Stated exercise: Copy the data that follows, character for character, minus the pictures.

Record extracts:
☆ ☆ ☆ ☆ ☆
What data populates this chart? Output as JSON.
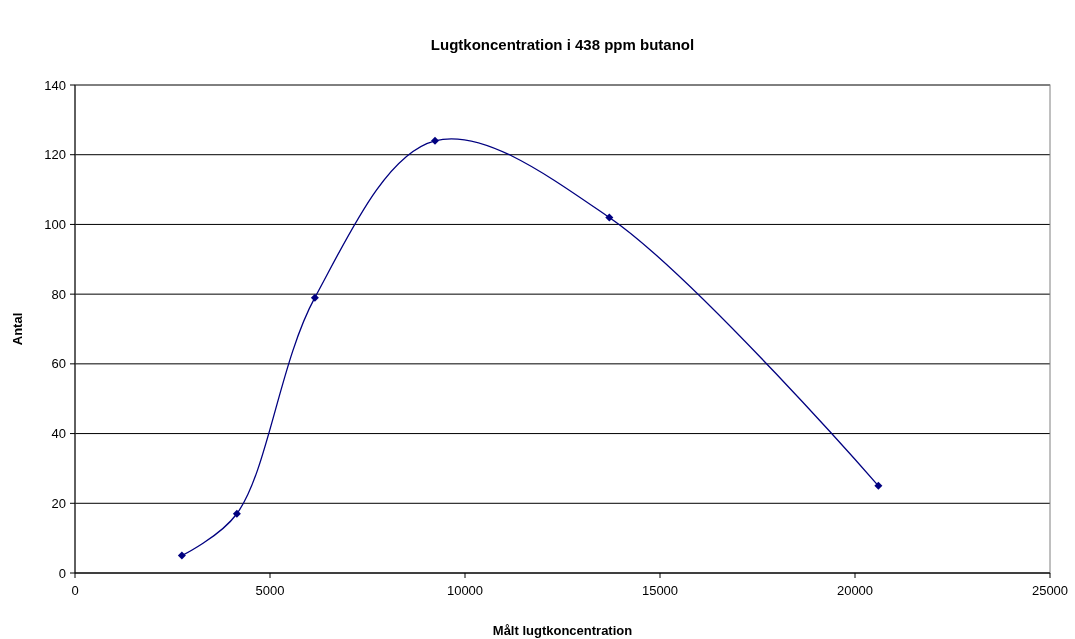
{
  "chart_data": {
    "type": "line",
    "title": "Lugtkoncentration i 438 ppm butanol",
    "xlabel": "Målt lugtkoncentration",
    "ylabel": "Antal",
    "x": [
      2740,
      4150,
      6150,
      9230,
      13700,
      20600
    ],
    "series": [
      {
        "color": "#000080",
        "values": [
          5,
          17,
          79,
          124,
          102,
          25
        ]
      }
    ],
    "xlim": [
      0,
      25000
    ],
    "xticks": [
      0,
      5000,
      10000,
      15000,
      20000,
      25000
    ],
    "ylim": [
      0,
      140
    ],
    "yticks": [
      0,
      20,
      40,
      60,
      80,
      100,
      120,
      140
    ],
    "grid": "y",
    "marker": "diamond",
    "line_style": "solid"
  }
}
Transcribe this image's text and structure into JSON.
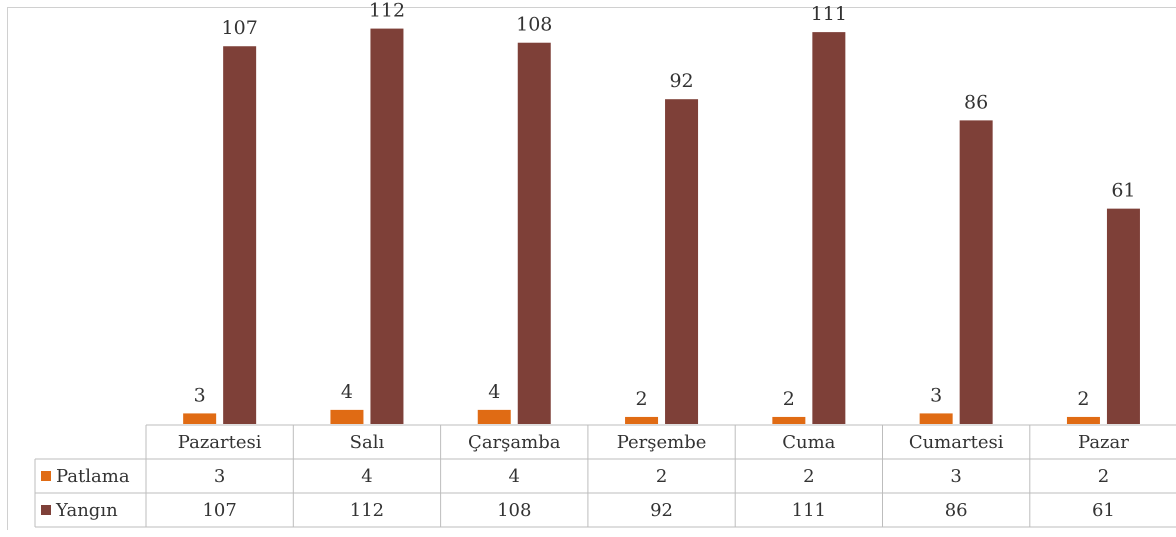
☆ ☆ ☆ ☆ ☆
Written solution:
What data populates this chart? Output as JSON.
{
  "chart_data": {
    "type": "line",
    "title": "Lugtkoncentration i 438 ppm butanol",
    "xlabel": "Målt lugtkoncentration",
    "ylabel": "Antal",
    "x": [
      2740,
      4150,
      6150,
      9230,
      13700,
      20600
    ],
    "series": [
      {
        "color": "#000080",
        "values": [
          5,
          17,
          79,
          124,
          102,
          25
        ]
      }
    ],
    "xlim": [
      0,
      25000
    ],
    "xticks": [
      0,
      5000,
      10000,
      15000,
      20000,
      25000
    ],
    "ylim": [
      0,
      140
    ],
    "yticks": [
      0,
      20,
      40,
      60,
      80,
      100,
      120,
      140
    ],
    "grid": "y",
    "marker": "diamond",
    "line_style": "solid"
  }
}
Transcribe this image's text and structure into JSON.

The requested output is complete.